**WHAT TO DO**
Output, word for word, the line that contains "Output the text content of this document." and all lines following it to the end of the listing. Drop the pictures.

**DATA ENTRIES**

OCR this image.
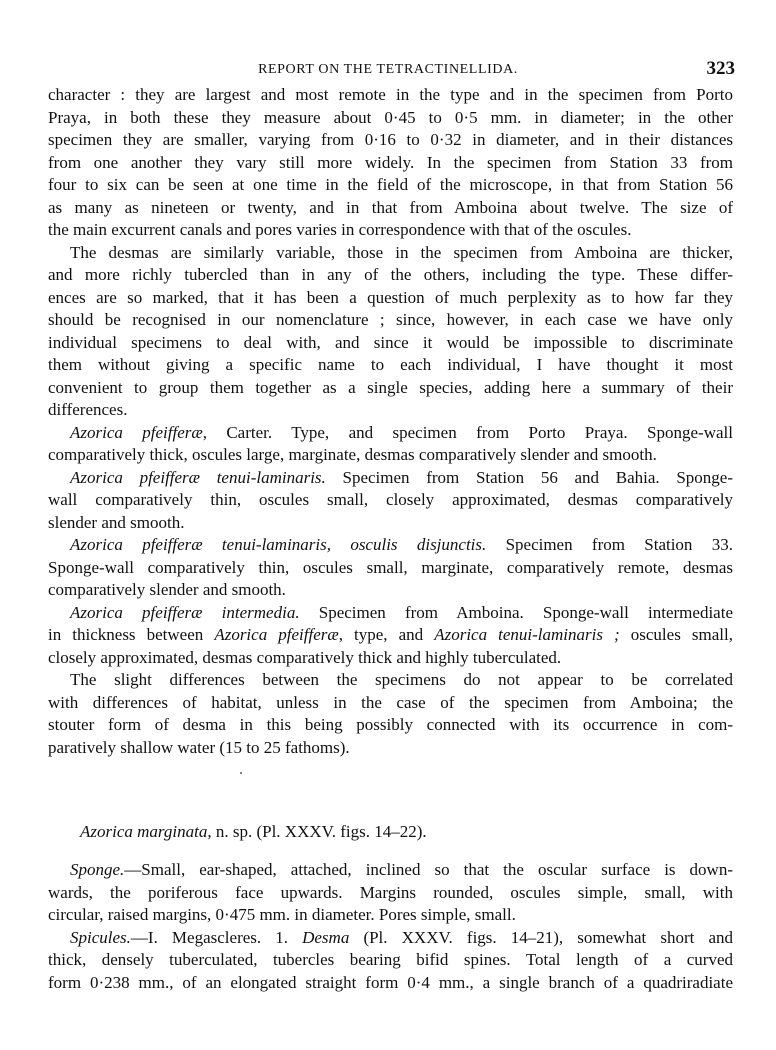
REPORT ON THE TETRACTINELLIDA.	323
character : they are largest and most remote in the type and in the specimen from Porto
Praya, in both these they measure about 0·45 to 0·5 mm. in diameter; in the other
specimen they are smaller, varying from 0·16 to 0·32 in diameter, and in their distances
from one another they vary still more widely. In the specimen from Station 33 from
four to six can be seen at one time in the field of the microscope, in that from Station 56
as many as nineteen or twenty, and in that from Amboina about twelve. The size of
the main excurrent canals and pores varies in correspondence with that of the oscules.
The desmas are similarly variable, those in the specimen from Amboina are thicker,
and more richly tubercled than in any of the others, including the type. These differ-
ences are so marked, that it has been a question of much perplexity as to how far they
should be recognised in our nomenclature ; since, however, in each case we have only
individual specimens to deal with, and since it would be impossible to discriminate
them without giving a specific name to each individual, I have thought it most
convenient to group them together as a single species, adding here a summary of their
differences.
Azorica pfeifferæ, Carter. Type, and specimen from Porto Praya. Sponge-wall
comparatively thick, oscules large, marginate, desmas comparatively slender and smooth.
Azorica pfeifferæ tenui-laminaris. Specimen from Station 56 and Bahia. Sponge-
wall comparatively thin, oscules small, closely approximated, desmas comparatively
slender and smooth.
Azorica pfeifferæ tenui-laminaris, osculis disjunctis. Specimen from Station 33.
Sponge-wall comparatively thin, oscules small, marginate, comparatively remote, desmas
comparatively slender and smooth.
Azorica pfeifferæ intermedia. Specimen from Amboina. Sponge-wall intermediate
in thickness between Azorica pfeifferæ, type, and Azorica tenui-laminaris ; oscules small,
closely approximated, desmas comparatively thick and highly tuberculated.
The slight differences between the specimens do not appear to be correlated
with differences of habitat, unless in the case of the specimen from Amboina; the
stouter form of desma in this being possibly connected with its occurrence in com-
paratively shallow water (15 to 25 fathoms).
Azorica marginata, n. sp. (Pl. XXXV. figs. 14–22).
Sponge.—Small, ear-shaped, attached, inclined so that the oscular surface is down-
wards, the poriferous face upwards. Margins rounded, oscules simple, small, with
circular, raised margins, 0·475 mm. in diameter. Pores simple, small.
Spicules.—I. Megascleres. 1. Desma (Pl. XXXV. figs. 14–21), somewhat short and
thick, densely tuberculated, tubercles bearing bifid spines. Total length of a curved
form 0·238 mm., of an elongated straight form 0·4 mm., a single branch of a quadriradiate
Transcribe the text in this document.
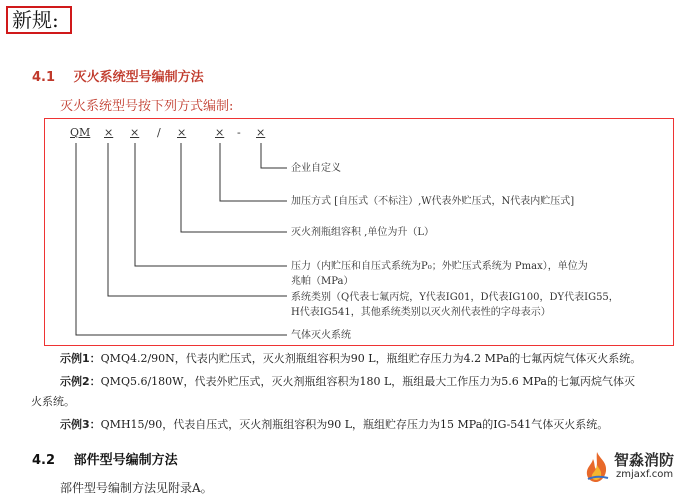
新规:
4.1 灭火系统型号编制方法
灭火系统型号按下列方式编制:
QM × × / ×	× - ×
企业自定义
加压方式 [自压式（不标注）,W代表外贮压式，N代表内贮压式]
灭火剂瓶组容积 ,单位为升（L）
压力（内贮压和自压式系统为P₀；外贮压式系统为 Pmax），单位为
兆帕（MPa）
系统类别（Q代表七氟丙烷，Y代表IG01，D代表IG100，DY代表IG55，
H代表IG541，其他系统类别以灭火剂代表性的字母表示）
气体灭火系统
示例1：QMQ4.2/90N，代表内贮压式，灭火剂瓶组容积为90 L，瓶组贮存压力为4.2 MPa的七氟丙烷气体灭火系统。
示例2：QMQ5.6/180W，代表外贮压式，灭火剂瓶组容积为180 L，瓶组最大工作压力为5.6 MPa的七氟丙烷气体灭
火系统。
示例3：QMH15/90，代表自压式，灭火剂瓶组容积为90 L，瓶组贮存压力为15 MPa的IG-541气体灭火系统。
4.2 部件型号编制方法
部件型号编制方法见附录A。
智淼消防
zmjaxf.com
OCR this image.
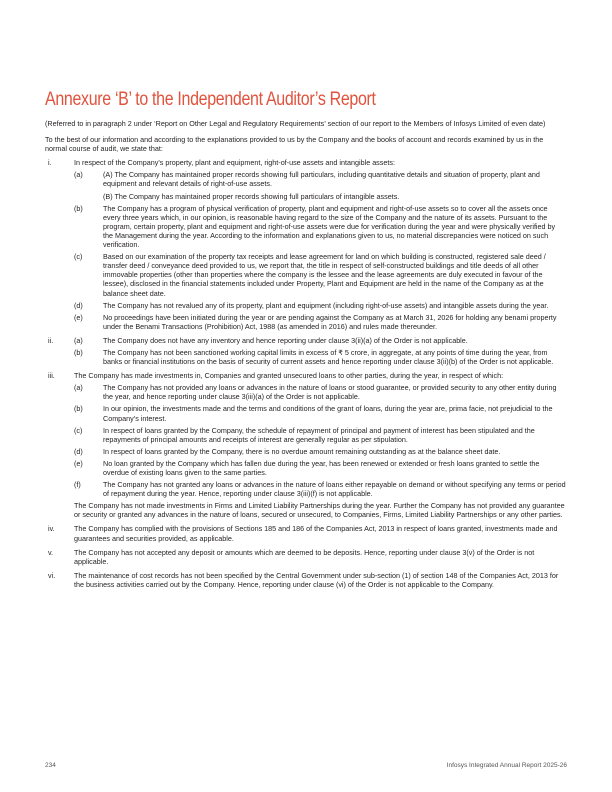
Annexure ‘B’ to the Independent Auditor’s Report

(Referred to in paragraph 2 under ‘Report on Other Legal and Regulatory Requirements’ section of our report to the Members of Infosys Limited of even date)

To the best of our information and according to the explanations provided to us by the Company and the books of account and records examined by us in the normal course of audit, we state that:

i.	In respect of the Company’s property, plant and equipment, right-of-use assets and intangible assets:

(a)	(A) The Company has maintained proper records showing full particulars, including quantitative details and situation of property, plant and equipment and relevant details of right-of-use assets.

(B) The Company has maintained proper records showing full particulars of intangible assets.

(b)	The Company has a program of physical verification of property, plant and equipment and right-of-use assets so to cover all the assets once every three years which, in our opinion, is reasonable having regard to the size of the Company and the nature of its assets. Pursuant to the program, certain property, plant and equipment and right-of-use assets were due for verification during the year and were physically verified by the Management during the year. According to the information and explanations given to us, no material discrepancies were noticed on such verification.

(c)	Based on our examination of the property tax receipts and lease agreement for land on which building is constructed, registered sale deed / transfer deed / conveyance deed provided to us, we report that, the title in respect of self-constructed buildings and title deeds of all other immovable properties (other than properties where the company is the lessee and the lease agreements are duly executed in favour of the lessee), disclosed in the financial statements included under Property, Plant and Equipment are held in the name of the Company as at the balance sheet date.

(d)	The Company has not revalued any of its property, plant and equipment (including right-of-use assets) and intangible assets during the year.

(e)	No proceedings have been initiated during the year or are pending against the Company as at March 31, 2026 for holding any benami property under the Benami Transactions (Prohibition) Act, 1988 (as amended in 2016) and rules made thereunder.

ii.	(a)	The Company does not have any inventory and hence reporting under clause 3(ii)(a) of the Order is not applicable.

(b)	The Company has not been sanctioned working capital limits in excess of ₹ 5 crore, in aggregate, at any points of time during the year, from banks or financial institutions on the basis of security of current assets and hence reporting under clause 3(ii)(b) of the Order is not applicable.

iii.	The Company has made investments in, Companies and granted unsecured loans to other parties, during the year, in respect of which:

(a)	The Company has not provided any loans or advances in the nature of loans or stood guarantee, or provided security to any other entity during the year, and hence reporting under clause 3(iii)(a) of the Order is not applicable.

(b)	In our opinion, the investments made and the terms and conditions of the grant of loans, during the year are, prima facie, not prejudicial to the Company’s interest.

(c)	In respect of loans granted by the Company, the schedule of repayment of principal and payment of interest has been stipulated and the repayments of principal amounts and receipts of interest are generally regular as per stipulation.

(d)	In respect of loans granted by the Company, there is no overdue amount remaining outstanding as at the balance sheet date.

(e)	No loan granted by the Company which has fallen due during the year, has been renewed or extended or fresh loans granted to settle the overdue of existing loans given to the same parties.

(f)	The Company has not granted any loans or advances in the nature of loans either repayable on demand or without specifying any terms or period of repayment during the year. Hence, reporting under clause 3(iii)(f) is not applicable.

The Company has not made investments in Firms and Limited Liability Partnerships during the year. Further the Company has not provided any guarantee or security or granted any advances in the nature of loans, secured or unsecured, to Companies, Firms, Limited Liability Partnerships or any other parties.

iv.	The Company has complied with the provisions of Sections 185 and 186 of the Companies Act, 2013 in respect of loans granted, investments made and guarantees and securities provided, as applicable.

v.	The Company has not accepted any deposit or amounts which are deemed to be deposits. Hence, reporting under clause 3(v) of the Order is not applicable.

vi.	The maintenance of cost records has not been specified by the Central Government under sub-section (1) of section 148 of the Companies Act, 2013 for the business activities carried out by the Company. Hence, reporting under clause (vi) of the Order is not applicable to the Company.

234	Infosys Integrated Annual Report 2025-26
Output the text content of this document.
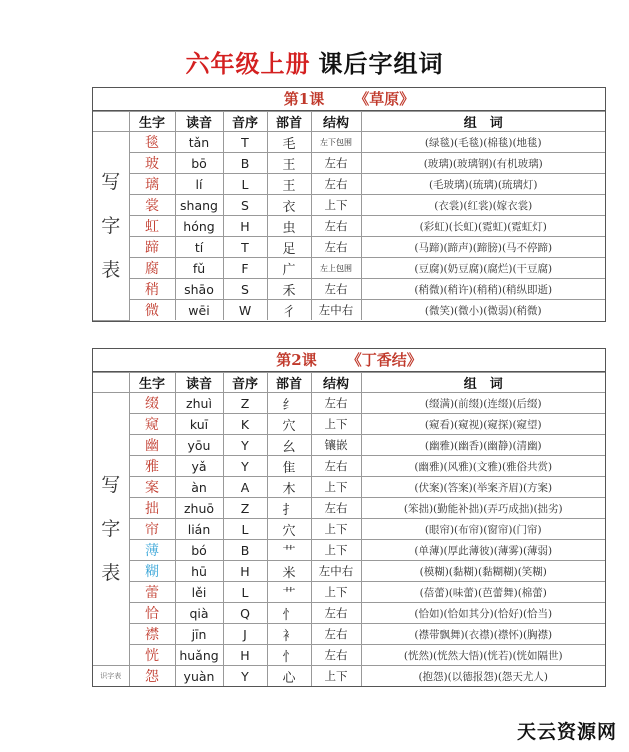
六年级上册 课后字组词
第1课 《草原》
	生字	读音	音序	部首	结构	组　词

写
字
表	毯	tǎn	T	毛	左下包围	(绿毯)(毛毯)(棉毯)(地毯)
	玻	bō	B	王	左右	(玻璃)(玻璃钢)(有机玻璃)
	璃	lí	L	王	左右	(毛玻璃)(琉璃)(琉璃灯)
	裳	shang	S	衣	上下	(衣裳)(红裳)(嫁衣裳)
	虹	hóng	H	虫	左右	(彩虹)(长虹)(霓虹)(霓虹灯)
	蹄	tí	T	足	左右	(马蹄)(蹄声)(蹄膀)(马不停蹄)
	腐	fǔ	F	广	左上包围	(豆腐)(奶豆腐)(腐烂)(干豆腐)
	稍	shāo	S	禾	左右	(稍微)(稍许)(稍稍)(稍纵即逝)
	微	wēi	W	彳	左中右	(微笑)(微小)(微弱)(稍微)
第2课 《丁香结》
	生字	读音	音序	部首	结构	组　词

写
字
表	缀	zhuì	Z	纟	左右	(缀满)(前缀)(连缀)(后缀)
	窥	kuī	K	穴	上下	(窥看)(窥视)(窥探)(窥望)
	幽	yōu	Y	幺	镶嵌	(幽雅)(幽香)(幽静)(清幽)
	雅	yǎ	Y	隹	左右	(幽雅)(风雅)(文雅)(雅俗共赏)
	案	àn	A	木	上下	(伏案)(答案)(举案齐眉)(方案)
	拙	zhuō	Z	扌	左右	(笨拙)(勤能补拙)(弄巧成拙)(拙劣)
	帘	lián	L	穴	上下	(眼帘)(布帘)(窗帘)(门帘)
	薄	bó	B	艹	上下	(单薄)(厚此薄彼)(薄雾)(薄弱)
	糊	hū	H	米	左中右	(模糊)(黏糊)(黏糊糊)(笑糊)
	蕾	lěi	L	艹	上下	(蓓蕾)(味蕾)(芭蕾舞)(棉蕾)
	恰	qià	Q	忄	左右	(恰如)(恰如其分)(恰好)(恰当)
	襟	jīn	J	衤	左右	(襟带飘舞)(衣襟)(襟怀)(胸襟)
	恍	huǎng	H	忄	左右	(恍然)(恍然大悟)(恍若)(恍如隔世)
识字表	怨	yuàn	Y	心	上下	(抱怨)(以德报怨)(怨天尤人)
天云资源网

**SOLVED EXERCISE**
Output the text content of this document.
六年级上册 课后字组词
第1课 《草原》
	生字	读音	音序	部首	结构	组　词

写
字
表	毯	tǎn	T	毛	左下包围	(绿毯)(毛毯)(棉毯)(地毯)
	玻	bō	B	王	左右	(玻璃)(玻璃钢)(有机玻璃)
	璃	lí	L	王	左右	(毛玻璃)(琉璃)(琉璃灯)
	裳	shang	S	衣	上下	(衣裳)(红裳)(嫁衣裳)
	虹	hóng	H	虫	左右	(彩虹)(长虹)(霓虹)(霓虹灯)
	蹄	tí	T	足	左右	(马蹄)(蹄声)(蹄膀)(马不停蹄)
	腐	fǔ	F	广	左上包围	(豆腐)(奶豆腐)(腐烂)(干豆腐)
	稍	shāo	S	禾	左右	(稍微)(稍许)(稍稍)(稍纵即逝)
	微	wēi	W	彳	左中右	(微笑)(微小)(微弱)(稍微)
第2课 《丁香结》
	生字	读音	音序	部首	结构	组　词

写
字
表	缀	zhuì	Z	纟	左右	(缀满)(前缀)(连缀)(后缀)
	窥	kuī	K	穴	上下	(窥看)(窥视)(窥探)(窥望)
	幽	yōu	Y	幺	镶嵌	(幽雅)(幽香)(幽静)(清幽)
	雅	yǎ	Y	隹	左右	(幽雅)(风雅)(文雅)(雅俗共赏)
	案	àn	A	木	上下	(伏案)(答案)(举案齐眉)(方案)
	拙	zhuō	Z	扌	左右	(笨拙)(勤能补拙)(弄巧成拙)(拙劣)
	帘	lián	L	穴	上下	(眼帘)(布帘)(窗帘)(门帘)
	薄	bó	B	艹	上下	(单薄)(厚此薄彼)(薄雾)(薄弱)
	糊	hū	H	米	左中右	(模糊)(黏糊)(黏糊糊)(笑糊)
	蕾	lěi	L	艹	上下	(蓓蕾)(味蕾)(芭蕾舞)(棉蕾)
	恰	qià	Q	忄	左右	(恰如)(恰如其分)(恰好)(恰当)
	襟	jīn	J	衤	左右	(襟带飘舞)(衣襟)(襟怀)(胸襟)
	恍	huǎng	H	忄	左右	(恍然)(恍然大悟)(恍若)(恍如隔世)
识字表	怨	yuàn	Y	心	上下	(抱怨)(以德报怨)(怨天尤人)
天云资源网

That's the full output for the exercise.